Consigna 1: Reproduce sin cambios las filas de datos, empezando por la fila que contiene "text: 1996 description <box>43" y siguiendo hasta la fila que contiene "icon: broken bottle", ambas incluidas.

Fragmento:
%%

Discurso de Juan Goytisolo
Ceremonia de entrega del Premio Cervantes 2014
A la llana y sin rodeos
En términos
generales, los escritores se dividen en dos esferas o clases: la de quienes
conciben su tarea como una carrera y la de quienes la viven como una adicción.
El encasillado en las primeras cuida de su promoción y visibilidad mediática,
aspira a triunfar. El de las segundas, no. El cumplir consigo mismo le basta y
si, como sucede a veces, la adicción le procura beneficios materiales, pasa de
la categoría de adicto a la de camello o revendedor. Llamaré a los del primer
apartado, literatos y a los del segundo, escritores a secas o más modestamente
incurables aprendices de escribidor.
A comienzos de mi
larga trayectoria, primero de literato, luego de aprendiz de escribidor,
incurrí en la vanagloria de la búsqueda del éxito -atraer la luz de los focos,
“ser noticia”, como dicen obscenamente los parásitos de la literatura- sin
parar mientes en que, como vio muy bien Manuel Azaña, una cosa es la actualidad
efímera y otra muy distinta la modernidad atemporal de las obras destinadas a
perdurar pese al ostracismo que a menudo sufrieron cuando fueron escritas. La
vejez de lo nuevo se reitera a lo largo del tiempo con su ilusión de frescura
marchita. El dulce señuelo de la fama sería patético si no fuera simplemente
absurdo. Ajena a toda manipulación y teatro de títeres, la verdadera obra de
arte no tiene prisas: puede dormir durante décadas como La regenta o durante
siglos como La lozana andaluza. Quienes adensaron el silencio en torno a
nuestro primer escritor y lo condenaron al anonimato en el que vivía hasta la
publicación del Quijote no podían imaginar siquiera que la fuerza genésica de
su novela les sobreviviría y alcanzaría una dimensión sin fronteras ni épocas.

%%

Filas de datos:

%%

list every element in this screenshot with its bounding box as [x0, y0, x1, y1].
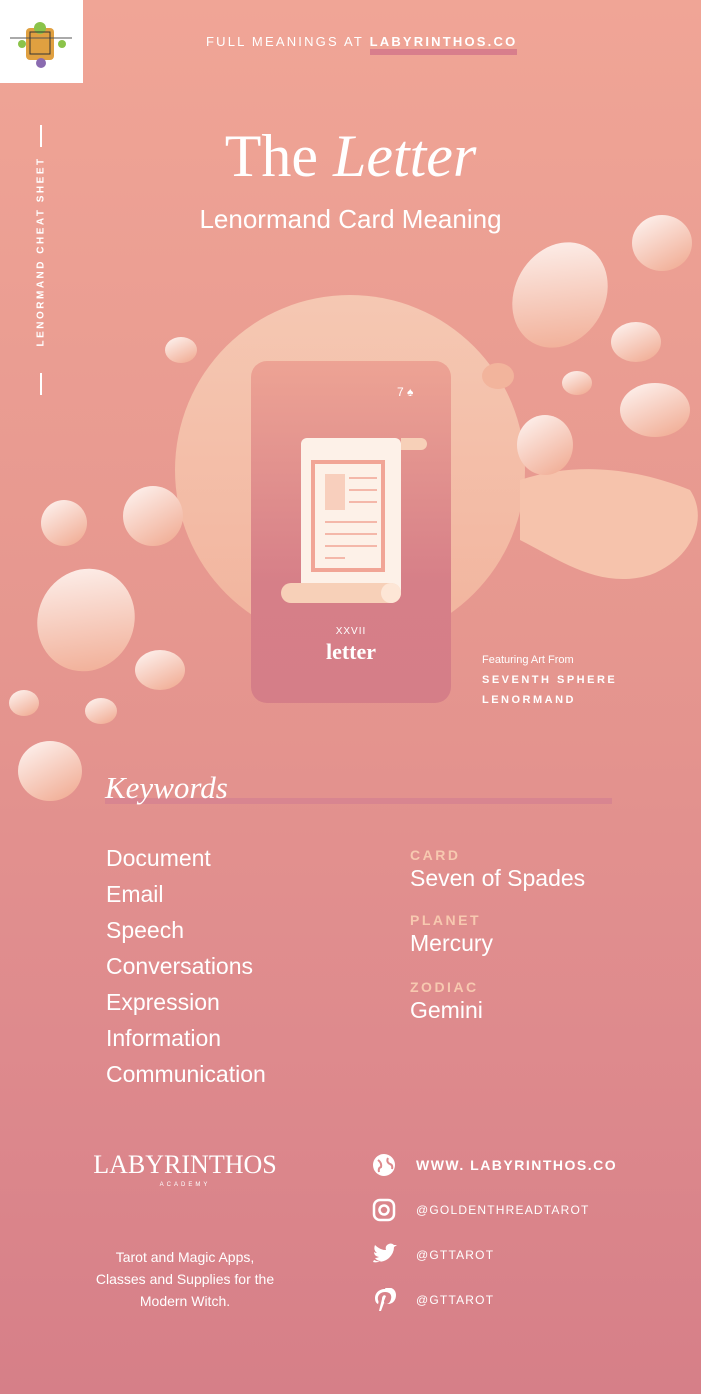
- decorative blobs and circle: [9, 215, 698, 801]
- attributes: Seven of Spades: [410, 865, 585, 891]
- attributes: CARD: [410, 847, 460, 863]
- art credit: Featuring Art From: [482, 654, 574, 666]
- attributes: PLANET: [410, 912, 481, 928]
- keyword list: Email: [106, 881, 164, 907]
- title: The Letter: [225, 123, 476, 189]
- keywords heading: Keywords: [105, 770, 228, 805]
- attributes: Gemini: [410, 997, 483, 1023]
- top link: FULL MEANINGS AT LABYRINTHOS.CO: [206, 34, 517, 49]
- keyword list: Information: [106, 1025, 221, 1051]
- art credit: [482, 654, 617, 706]
- social links: @GTTAROT: [416, 1293, 494, 1307]
- icon: instagram: [372, 1198, 396, 1222]
- keyword list: Expression: [106, 989, 220, 1015]
- social links: WWW. LABYRINTHOS.CO: [416, 1157, 617, 1173]
- keywords heading: [104, 770, 612, 805]
- keyword list: [106, 845, 266, 1087]
- card: [251, 361, 451, 703]
- keyword list: Speech: [106, 917, 184, 943]
- card: letter: [326, 639, 376, 664]
- art credit: SEVENTH SPHERE: [482, 674, 617, 686]
- social links: @GTTAROT: [416, 1248, 494, 1262]
- art credit: LENORMAND: [482, 694, 576, 706]
- icon: pinterest: [375, 1288, 396, 1311]
- card number: 7 ♠: [397, 385, 413, 399]
- keyword list: Communication: [106, 1061, 266, 1087]
- icon: globe: [373, 1154, 395, 1176]
- attributes: Mercury: [410, 930, 493, 956]
- attributes: ZODIAC: [410, 979, 479, 995]
- logo box: [0, 0, 83, 83]
- keyword list: Conversations: [106, 953, 253, 979]
- keyword list: Document: [106, 845, 211, 871]
- icon: twitter: [373, 1244, 397, 1262]
- side label: LENORMAND CHEAT SHEET: [36, 156, 46, 346]
- subtitle: Lenormand Card Meaning: [199, 204, 502, 234]
- tagline: Tarot and Magic Apps, Classes and Supplies for the Modern Witch.: [96, 1249, 274, 1309]
- scroll illustration: [281, 438, 427, 603]
- card name: XXVII: [336, 626, 366, 637]
- social links: @GOLDENTHREADTAROT: [416, 1203, 590, 1217]
- footer brand: ACADEMY: [160, 1182, 210, 1188]
- footer brand: LABYRINTHOS: [93, 1150, 277, 1179]
- social links: [372, 1154, 617, 1311]
- attributes: [410, 847, 585, 1023]
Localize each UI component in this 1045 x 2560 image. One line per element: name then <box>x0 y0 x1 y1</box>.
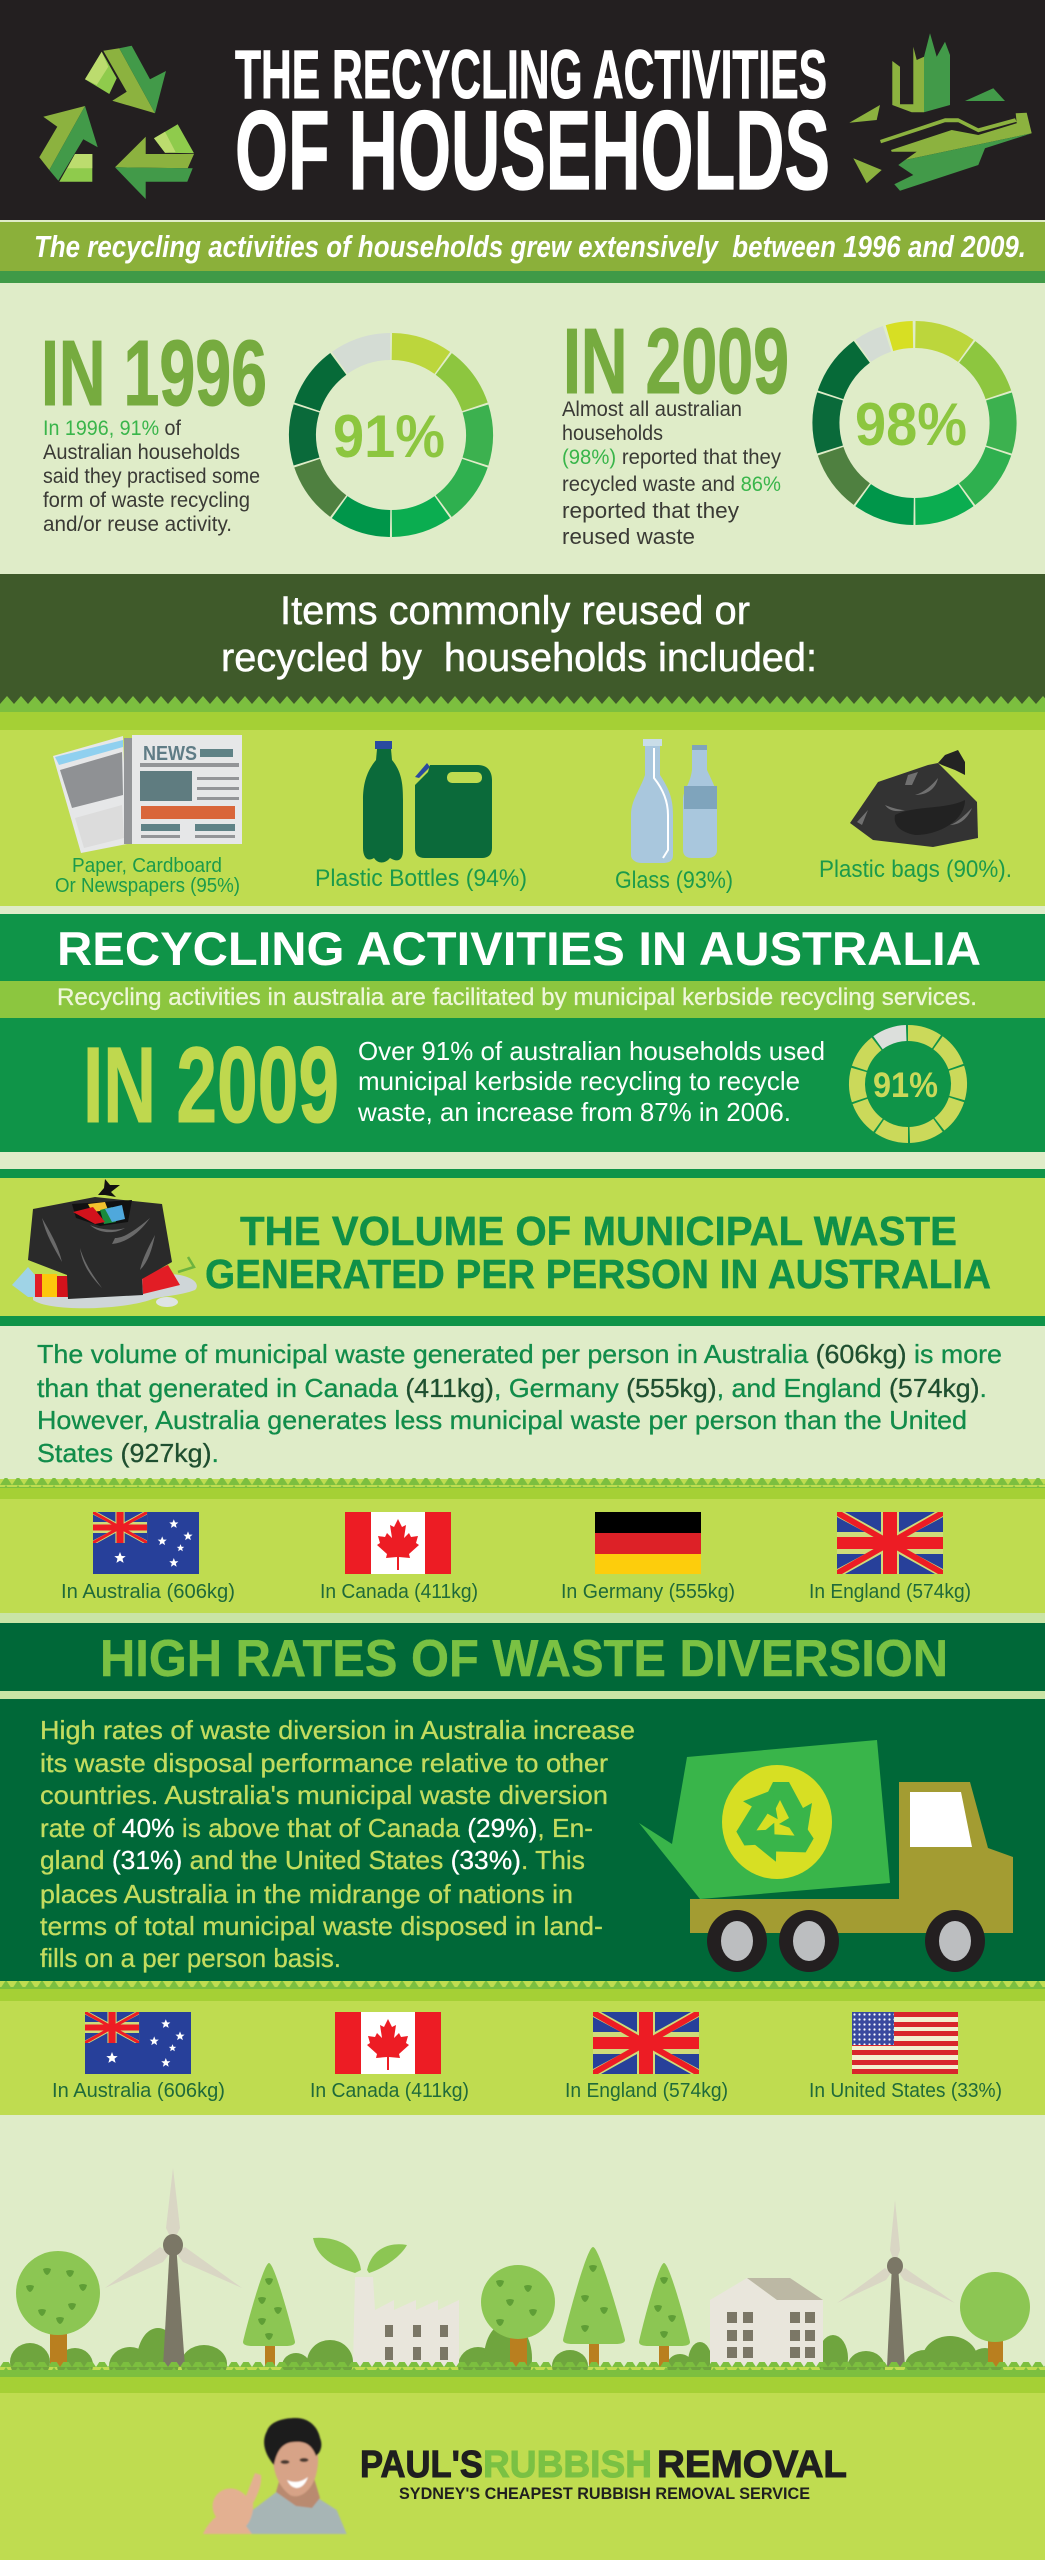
text: 1996 description <box>43 417 260 536</box>
text: diversion paragraph: fills on a per person basis. <box>40 1943 341 1973</box>
text: volume paragraph: The volume of municipal waste generated per person in Australia (606kg) is more <box>37 1339 1002 1369</box>
label: paper: Paper, Cardboard <box>72 855 222 877</box>
text: 2009 description: (98%) reported that they <box>562 446 781 469</box>
heading: items: Items commonly reused or <box>280 589 750 633</box>
text: diversion paragraph: High rates of waste diversion in Australia increase <box>40 1715 635 1745</box>
labels: countries: In England (574kg) <box>809 1581 971 1603</box>
chart: donut 91%: 91% <box>873 1066 938 1105</box>
icon: newspaper <box>53 735 242 853</box>
logo text: RUBBISH <box>483 2444 652 2486</box>
panel: 1996 vs 2009 <box>0 283 1045 574</box>
bushes <box>10 2322 1003 2394</box>
text: 2009 description: reused waste <box>562 524 695 549</box>
heading: volume of municipal waste: THE VOLUME OF MUNICIPAL WASTE <box>240 1208 957 1254</box>
tree: cone tall <box>563 2247 625 2367</box>
label: paper: Or Newspapers (95%) <box>55 875 240 897</box>
photo: man with thumbs up <box>203 2418 347 2534</box>
flag: australia <box>93 1512 199 1574</box>
panel: header <box>0 0 1045 220</box>
flag: england <box>837 1512 943 1574</box>
icon: broken bottle <box>849 33 1032 191</box>
heading: high rates: HIGH RATES OF WASTE DIVERSION <box>100 1630 948 1688</box>
logo text: REMOVAL <box>657 2444 847 2486</box>
text: volume paragraph: States (927kg). <box>37 1438 219 1468</box>
labels: countries: In England (574kg) <box>565 2080 728 2102</box>
icon: newspaper: NEWS <box>143 743 197 765</box>
panel: flags row one <box>0 1478 1045 1613</box>
text: kerbside description: waste, an increase from 87% in 2006. <box>357 1097 791 1127</box>
icon: house <box>710 2278 823 2366</box>
text: diversion paragraph: gland (31%) and the United States (33%). This <box>40 1845 585 1875</box>
flag: australia <box>85 2012 191 2074</box>
heading: in 1996: IN 1996 <box>41 321 267 425</box>
text: volume paragraph: However, Australia generates less municipal waste per person than the United <box>37 1405 967 1435</box>
icon: overflowing rubbish bag <box>12 1179 197 1308</box>
panel: subtitle banner <box>0 220 1045 283</box>
label: glass: Glass (93%) <box>615 867 733 894</box>
labels: countries: In Australia (606kg) <box>52 2080 225 2102</box>
heading: items: recycled by households included: <box>221 636 817 680</box>
labels: countries <box>61 1581 971 1603</box>
text: 2009 description: households <box>562 422 663 445</box>
text: 1996 description: and/or reuse activity. <box>43 513 232 536</box>
text: 1996 description: said they practised some <box>43 465 260 488</box>
heading: volume of municipal waste: GENERATED PER PERSON IN AUSTRALIA <box>205 1251 991 1297</box>
text: volume paragraph <box>37 1339 1002 1468</box>
chart: donut 91%: 91% <box>333 403 445 470</box>
tree: cone small <box>639 2263 690 2367</box>
panel: items heading <box>0 574 1045 704</box>
tree: round middle <box>481 2265 555 2367</box>
labels: countries: In Australia (606kg) <box>61 1581 235 1603</box>
panel: footer <box>0 2393 1045 2560</box>
labels: countries: In Canada (411kg) <box>310 2080 469 2102</box>
chart: donut 91% <box>837 1013 979 1155</box>
text: 2009 description <box>562 398 781 549</box>
heading: items <box>221 589 817 680</box>
label: plastic bottles: Plastic Bottles (94%) <box>315 865 527 892</box>
title <box>235 36 830 213</box>
chart: donut 98% <box>791 299 1038 547</box>
chart: donut 91% <box>267 311 515 559</box>
icon: wind turbine left <box>105 2168 242 2367</box>
text: kerbside subheading: Recycling activities in australia are facilitated by municipal kerbside recycling services. <box>57 984 977 1011</box>
flag: england <box>593 2012 699 2074</box>
heading: in 2009: IN 2009 <box>563 309 789 413</box>
icon: factory with leaves <box>313 2238 459 2366</box>
logo text <box>360 2444 847 2486</box>
text: diversion paragraph: its waste disposal performance relative to other <box>40 1748 608 1778</box>
text: diversion paragraph: rate of 40% is above that of Canada (29%), En- <box>40 1813 593 1843</box>
panel: landscape illustration <box>0 2115 1045 2394</box>
label: paper <box>55 855 240 897</box>
heading: volume of municipal waste <box>205 1208 991 1297</box>
tree: round left <box>16 2251 100 2367</box>
text: 1996 description: In 1996, 91% of <box>43 417 181 440</box>
heading: in 2009: IN 2009 <box>83 1024 339 1145</box>
text: 2009 description: reported that they <box>562 498 739 523</box>
text: diversion paragraph: terms of total municipal waste disposed in land- <box>40 1911 603 1941</box>
text: 1996 description: Australian households <box>43 441 240 464</box>
ground <box>0 2362 1045 2393</box>
heading: recycling activities: RECYCLING ACTIVITIES IN AUSTRALIA <box>57 922 981 975</box>
logo text: PAUL'S <box>360 2444 483 2486</box>
text: 2009 description: Almost all australian <box>562 398 742 421</box>
text: kerbside description <box>357 1036 825 1127</box>
flag: united states <box>852 2012 958 2074</box>
flag: canada <box>345 1512 451 1574</box>
labels: countries: In United States (33%) <box>809 2080 1002 2102</box>
panel: recycling activities in australia <box>0 906 1045 1155</box>
icon: plastic bottle and jerry can <box>363 741 492 862</box>
panel: flags row two <box>0 1981 1045 2115</box>
tagline: SYDNEY'S CHEAPEST RUBBISH REMOVAL SERVICE <box>399 2484 810 2503</box>
panel: commonly recycled items <box>0 696 1045 906</box>
icon: recycling truck <box>639 1740 1013 1972</box>
panel: volume of municipal waste <box>0 1152 1045 1479</box>
panel: high rates of waste diversion <box>0 1613 1045 1981</box>
flag: canada <box>335 2012 441 2074</box>
text: diversion paragraph: places Australia in the midrange of nations in <box>40 1879 573 1909</box>
chart: donut 98%: 98% <box>855 391 967 458</box>
label: plastic bags: Plastic bags (90%). <box>819 856 1012 883</box>
text: kerbside description: Over 91% of australian households used <box>358 1036 825 1066</box>
icon: wind turbine right <box>837 2200 955 2367</box>
icon: recycling arrows <box>39 46 194 199</box>
labels: countries: In Germany (555kg) <box>561 1581 735 1603</box>
text: volume paragraph: than that generated in Canada (411kg), Germany (555kg), and England (574kg). <box>37 1373 987 1403</box>
icon: black plastic bag <box>850 750 978 847</box>
text: 2009 description: recycled waste and 86% <box>562 473 781 496</box>
text: kerbside description: municipal kerbside recycling to recycle <box>358 1066 800 1096</box>
tree: round right <box>960 2272 1030 2367</box>
leaf spots <box>26 2265 1019 2340</box>
text: diversion paragraph: countries. Australia's municipal waste diversion <box>40 1780 608 1810</box>
labels: countries <box>52 2080 1002 2102</box>
flag: germany <box>595 1512 701 1574</box>
text: 1996 description: form of waste recycling <box>43 489 250 512</box>
icon: glass bottles <box>631 739 717 863</box>
tree: cone <box>243 2263 295 2367</box>
labels: countries: In Canada (411kg) <box>320 1581 478 1603</box>
text: diversion paragraph <box>40 1715 635 1973</box>
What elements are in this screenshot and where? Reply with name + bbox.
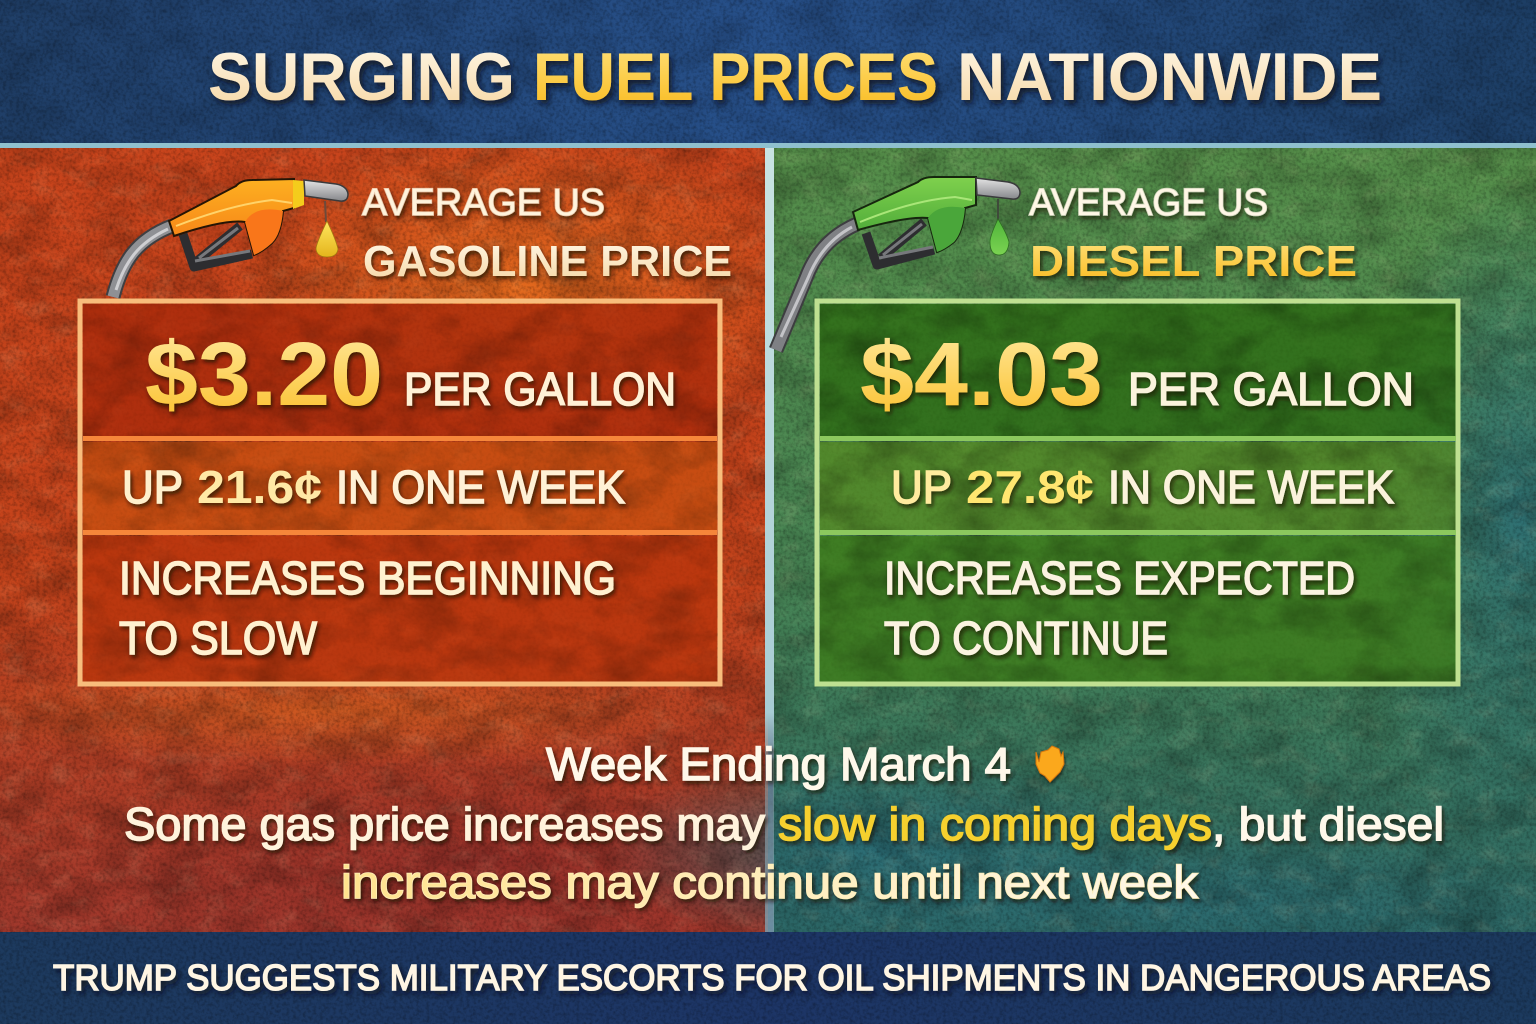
summary text: , but diesel (1212, 798, 1444, 850)
summary text (124, 738, 1444, 908)
weekly change: diesel: 27.8¢ (966, 461, 1094, 513)
title: FUEL PRICES (533, 39, 938, 115)
icon: orange hand (1036, 746, 1064, 782)
price: diesel: $4.03 (860, 325, 1103, 425)
heading: average gasoline price: GASOLINE PRICE (363, 237, 732, 286)
outlook: diesel: INCREASES EXPECTED (884, 552, 1355, 604)
summary text: Week Ending March 4 (546, 738, 1011, 790)
weekly change: gasoline: 21.6¢ (197, 461, 322, 513)
heading: average diesel price: DIESEL PRICE (1030, 237, 1357, 286)
outlook: diesel (884, 552, 1355, 664)
outlook: diesel: TO CONTINUE (884, 612, 1168, 664)
summary text: increases may continue until next week (341, 856, 1199, 908)
price: gasoline: PER GALLON (404, 363, 676, 415)
title: SURGING (208, 39, 515, 115)
panel: diesel price box (817, 301, 1458, 684)
price: diesel: PER GALLON (1128, 363, 1414, 415)
background: diesel side (600, 145, 1536, 980)
footer band (0, 932, 1536, 1024)
icon: gasoline pump nozzle (113, 179, 348, 297)
weekly change: gasoline: IN ONE WEEK (336, 461, 625, 513)
summary text: Some gas price increases may (124, 798, 765, 850)
price: diesel (860, 325, 1414, 425)
summary text: slow in coming days (778, 798, 1212, 850)
icon: diesel pump nozzle (776, 177, 1020, 350)
weekly change: diesel: IN ONE WEEK (1108, 461, 1394, 513)
panel: gasoline price box (80, 301, 720, 684)
outlook: gasoline (119, 552, 616, 664)
weekly change: gasoline: UP (122, 461, 183, 513)
weekly change: diesel: UP (891, 461, 952, 513)
heading: average diesel price (1029, 182, 1357, 286)
heading: average gasoline price: AVERAGE US (362, 182, 605, 224)
weekly change: diesel (891, 461, 1394, 513)
heading: average gasoline price (362, 182, 732, 286)
price: gasoline (145, 325, 676, 425)
footer headline: TRUMP SUGGESTS MILITARY ESCORTS FOR OIL SHIPMENTS IN DANGEROUS AREAS (53, 957, 1491, 998)
title (208, 39, 1382, 115)
outlook: gasoline: TO SLOW (119, 612, 318, 664)
header band (0, 0, 1536, 145)
background: gasoline side (0, 120, 910, 970)
heading: average diesel price: AVERAGE US (1029, 182, 1268, 224)
title: NATIONWIDE (957, 39, 1382, 115)
weekly change: gasoline (122, 461, 625, 513)
price: gasoline: $3.20 (145, 325, 383, 425)
outlook: gasoline: INCREASES BEGINNING (119, 552, 616, 604)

%%

Consigna 2:
Responde estas preguntas sobre el discurso del Premio Cervantes:
(a) ¿Qué nombre reciben los escritores del primer apartado?
(b) ¿A quién se atribuye haber visto la diferencia entre la actualidad efímera y la modernidad atemporal?
(c) ¿Qué obra, según el discurso, puede dormir durante siglos?

Respuesta completa 1:
text: 1996 description <box>43 417 260 536</box>
text: diversion paragraph: fills on a per person basis. <box>40 1943 341 1973</box>
text: volume paragraph: The volume of municipal waste generated per person in Australia (606kg) is more <box>37 1339 1002 1369</box>
label: paper: Paper, Cardboard <box>72 855 222 877</box>
text: 2009 description: (98%) reported that they <box>562 446 781 469</box>
heading: items: Items commonly reused or <box>280 589 750 633</box>
text: diversion paragraph: High rates of waste diversion in Australia increase <box>40 1715 635 1745</box>
labels: countries: In England (574kg) <box>809 1581 971 1603</box>
chart: donut 91%: 91% <box>873 1066 938 1105</box>
icon: newspaper <box>53 735 242 853</box>
logo text: RUBBISH <box>483 2444 652 2486</box>
panel: 1996 vs 2009 <box>0 283 1045 574</box>
bushes <box>10 2322 1003 2394</box>
text: 2009 description: reused waste <box>562 524 695 549</box>
heading: volume of municipal waste: THE VOLUME OF MUNICIPAL WASTE <box>240 1208 957 1254</box>
tree: cone tall <box>563 2247 625 2367</box>
label: paper: Or Newspapers (95%) <box>55 875 240 897</box>
photo: man with thumbs up <box>203 2418 347 2534</box>
flag: australia <box>93 1512 199 1574</box>
panel: header <box>0 0 1045 220</box>
flag: england <box>837 1512 943 1574</box>
icon: broken bottle <box>849 33 1032 191</box>

Respuesta completa 2:
(a) Literatos.
(b) A Manuel Azaña.
(c) La lozana andaluza.